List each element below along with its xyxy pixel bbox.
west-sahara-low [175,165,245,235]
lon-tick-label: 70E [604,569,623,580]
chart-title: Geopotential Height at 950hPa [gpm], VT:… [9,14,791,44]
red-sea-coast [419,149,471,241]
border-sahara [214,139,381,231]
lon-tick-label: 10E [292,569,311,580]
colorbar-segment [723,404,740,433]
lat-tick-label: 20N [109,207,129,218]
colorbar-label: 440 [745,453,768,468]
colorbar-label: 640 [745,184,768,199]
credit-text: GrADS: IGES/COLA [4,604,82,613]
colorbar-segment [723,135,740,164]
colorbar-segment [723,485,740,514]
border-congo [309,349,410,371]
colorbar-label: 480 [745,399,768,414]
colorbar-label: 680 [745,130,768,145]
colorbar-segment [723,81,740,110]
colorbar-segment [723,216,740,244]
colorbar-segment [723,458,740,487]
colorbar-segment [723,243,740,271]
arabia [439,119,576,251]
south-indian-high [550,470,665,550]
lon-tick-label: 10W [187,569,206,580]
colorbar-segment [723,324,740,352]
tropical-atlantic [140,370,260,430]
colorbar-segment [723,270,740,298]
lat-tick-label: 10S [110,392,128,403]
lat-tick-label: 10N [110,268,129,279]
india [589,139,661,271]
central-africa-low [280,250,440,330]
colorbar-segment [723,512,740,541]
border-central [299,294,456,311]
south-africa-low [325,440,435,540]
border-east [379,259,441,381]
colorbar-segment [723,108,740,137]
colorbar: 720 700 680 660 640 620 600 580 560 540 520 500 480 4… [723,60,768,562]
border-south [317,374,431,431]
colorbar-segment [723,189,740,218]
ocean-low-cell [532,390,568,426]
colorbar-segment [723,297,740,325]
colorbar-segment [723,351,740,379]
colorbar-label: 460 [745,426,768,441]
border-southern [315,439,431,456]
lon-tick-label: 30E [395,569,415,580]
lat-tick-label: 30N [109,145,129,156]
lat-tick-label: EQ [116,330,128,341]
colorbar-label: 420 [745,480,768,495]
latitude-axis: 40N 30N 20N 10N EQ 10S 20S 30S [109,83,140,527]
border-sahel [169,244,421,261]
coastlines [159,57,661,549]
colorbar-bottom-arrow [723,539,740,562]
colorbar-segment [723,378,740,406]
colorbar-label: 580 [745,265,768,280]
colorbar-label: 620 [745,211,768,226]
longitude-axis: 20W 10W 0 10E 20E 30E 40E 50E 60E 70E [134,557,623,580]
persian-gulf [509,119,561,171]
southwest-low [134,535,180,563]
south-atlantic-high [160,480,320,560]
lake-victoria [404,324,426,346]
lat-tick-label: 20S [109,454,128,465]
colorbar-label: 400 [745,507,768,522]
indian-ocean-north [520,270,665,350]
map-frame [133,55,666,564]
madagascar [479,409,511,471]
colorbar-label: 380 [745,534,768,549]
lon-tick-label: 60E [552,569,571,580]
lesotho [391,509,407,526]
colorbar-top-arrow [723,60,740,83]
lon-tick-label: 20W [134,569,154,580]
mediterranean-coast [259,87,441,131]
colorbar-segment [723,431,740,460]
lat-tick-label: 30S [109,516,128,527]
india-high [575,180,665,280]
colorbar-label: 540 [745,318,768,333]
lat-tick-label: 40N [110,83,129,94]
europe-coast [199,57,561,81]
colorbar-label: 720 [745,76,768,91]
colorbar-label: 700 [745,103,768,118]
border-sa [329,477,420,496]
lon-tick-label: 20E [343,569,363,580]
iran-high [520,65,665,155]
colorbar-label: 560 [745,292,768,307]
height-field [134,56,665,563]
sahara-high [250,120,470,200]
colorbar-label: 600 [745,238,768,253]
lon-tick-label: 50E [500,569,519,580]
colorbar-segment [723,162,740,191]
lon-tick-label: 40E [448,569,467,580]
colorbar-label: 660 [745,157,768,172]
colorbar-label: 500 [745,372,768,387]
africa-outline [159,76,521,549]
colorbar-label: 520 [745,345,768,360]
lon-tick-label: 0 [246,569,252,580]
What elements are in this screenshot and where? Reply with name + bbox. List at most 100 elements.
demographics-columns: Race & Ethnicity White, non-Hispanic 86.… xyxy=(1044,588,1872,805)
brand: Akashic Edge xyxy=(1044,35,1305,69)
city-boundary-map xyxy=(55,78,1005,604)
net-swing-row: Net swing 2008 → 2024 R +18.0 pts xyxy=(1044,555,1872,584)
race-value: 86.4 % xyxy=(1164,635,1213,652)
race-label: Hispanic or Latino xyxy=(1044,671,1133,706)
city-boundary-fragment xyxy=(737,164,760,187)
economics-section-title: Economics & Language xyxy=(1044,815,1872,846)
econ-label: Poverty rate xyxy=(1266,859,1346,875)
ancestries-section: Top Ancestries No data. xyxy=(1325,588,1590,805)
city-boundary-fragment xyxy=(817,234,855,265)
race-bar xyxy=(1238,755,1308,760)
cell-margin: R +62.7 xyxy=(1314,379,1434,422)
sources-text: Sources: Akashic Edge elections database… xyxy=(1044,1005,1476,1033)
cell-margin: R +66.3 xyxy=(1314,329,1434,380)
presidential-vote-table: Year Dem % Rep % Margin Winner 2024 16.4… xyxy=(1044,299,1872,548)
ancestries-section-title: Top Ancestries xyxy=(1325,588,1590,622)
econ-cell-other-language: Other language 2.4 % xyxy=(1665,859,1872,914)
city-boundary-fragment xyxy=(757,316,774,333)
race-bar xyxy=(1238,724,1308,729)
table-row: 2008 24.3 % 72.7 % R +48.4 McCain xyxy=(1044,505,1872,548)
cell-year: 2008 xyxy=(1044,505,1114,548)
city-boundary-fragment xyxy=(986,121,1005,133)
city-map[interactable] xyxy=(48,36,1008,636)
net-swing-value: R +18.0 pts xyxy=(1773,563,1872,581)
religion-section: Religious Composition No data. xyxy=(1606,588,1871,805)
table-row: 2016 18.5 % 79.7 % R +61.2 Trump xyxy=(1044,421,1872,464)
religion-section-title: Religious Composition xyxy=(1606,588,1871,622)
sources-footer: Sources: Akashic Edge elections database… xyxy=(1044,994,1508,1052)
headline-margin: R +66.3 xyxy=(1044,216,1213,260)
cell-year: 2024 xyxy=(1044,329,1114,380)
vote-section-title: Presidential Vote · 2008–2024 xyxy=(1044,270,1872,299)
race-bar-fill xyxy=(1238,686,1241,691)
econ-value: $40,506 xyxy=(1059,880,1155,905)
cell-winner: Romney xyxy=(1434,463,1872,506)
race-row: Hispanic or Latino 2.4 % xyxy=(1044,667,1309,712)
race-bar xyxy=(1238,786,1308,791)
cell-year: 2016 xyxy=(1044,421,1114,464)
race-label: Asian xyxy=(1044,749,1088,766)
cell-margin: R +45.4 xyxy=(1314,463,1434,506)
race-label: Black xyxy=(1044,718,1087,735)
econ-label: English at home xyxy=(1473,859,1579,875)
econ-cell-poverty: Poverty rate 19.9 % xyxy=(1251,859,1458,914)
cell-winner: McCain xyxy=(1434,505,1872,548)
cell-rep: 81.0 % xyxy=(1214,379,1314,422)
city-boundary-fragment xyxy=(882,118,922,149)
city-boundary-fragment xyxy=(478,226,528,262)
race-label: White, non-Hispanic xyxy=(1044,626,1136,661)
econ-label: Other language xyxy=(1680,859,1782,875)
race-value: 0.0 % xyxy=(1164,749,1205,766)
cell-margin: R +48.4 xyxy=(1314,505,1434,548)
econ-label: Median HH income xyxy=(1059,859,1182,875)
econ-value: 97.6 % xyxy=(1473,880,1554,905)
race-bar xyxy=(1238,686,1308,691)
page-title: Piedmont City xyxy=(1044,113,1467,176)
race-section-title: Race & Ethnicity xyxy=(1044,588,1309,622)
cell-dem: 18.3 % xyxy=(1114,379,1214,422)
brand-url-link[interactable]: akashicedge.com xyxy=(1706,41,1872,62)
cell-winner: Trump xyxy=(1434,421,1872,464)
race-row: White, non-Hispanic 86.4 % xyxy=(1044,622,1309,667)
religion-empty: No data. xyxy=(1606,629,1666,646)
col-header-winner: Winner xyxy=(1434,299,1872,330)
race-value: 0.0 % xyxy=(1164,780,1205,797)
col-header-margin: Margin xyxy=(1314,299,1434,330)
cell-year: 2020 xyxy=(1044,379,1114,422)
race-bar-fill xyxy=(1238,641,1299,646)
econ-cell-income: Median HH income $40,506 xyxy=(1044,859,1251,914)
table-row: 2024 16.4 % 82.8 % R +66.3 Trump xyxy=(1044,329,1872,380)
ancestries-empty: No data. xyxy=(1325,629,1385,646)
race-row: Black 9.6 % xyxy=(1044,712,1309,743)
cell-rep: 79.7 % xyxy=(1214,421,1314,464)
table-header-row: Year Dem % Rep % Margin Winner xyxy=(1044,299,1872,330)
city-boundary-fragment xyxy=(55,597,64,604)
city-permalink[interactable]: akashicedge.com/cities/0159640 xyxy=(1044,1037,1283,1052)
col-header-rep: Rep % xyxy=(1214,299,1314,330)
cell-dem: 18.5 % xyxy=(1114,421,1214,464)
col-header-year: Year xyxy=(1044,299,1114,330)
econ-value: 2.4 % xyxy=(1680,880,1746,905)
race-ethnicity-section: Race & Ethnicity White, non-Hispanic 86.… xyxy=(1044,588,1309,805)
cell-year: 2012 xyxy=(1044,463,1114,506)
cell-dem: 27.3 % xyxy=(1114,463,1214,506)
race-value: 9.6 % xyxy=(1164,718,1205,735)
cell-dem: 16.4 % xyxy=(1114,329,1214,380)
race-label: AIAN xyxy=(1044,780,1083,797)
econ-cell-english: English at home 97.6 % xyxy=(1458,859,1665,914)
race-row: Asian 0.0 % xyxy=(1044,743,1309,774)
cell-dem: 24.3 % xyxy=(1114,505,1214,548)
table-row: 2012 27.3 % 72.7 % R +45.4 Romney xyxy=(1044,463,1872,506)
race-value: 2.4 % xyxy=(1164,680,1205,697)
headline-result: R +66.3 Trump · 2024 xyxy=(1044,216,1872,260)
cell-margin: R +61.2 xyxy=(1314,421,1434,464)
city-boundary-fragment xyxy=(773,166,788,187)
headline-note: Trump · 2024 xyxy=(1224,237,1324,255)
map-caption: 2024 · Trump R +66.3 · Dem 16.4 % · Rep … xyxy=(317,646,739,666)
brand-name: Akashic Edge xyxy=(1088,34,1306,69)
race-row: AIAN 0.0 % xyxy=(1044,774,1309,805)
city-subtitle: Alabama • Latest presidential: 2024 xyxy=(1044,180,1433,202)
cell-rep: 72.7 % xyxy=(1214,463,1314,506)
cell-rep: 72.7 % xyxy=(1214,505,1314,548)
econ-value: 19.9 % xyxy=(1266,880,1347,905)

┄┄┄┄┄┄┄┄┄┄

- To do:
Can you return the lines of the records from the start through the line that contains "lon-tick-label: 10W [187,569,206,580]", keeping every one identical?

- Response to this task:
List each element below along with its xyxy pixel bbox.
west-sahara-low [175,165,245,235]
lon-tick-label: 70E [604,569,623,580]
chart-title: Geopotential Height at 950hPa [gpm], VT:… [9,14,791,44]
red-sea-coast [419,149,471,241]
border-sahara [214,139,381,231]
lon-tick-label: 10E [292,569,311,580]
colorbar-segment [723,404,740,433]
lat-tick-label: 20N [109,207,129,218]
colorbar-label: 440 [745,453,768,468]
colorbar-label: 640 [745,184,768,199]
credit-text: GrADS: IGES/COLA [4,604,82,613]
colorbar-segment [723,135,740,164]
colorbar-segment [723,485,740,514]
border-congo [309,349,410,371]
colorbar-label: 480 [745,399,768,414]
colorbar-label: 680 [745,130,768,145]
colorbar-segment [723,81,740,110]
colorbar-segment [723,216,740,244]
colorbar-segment [723,458,740,487]
colorbar-segment [723,243,740,271]
arabia [439,119,576,251]
south-indian-high [550,470,665,550]
lon-tick-label: 10W [187,569,206,580]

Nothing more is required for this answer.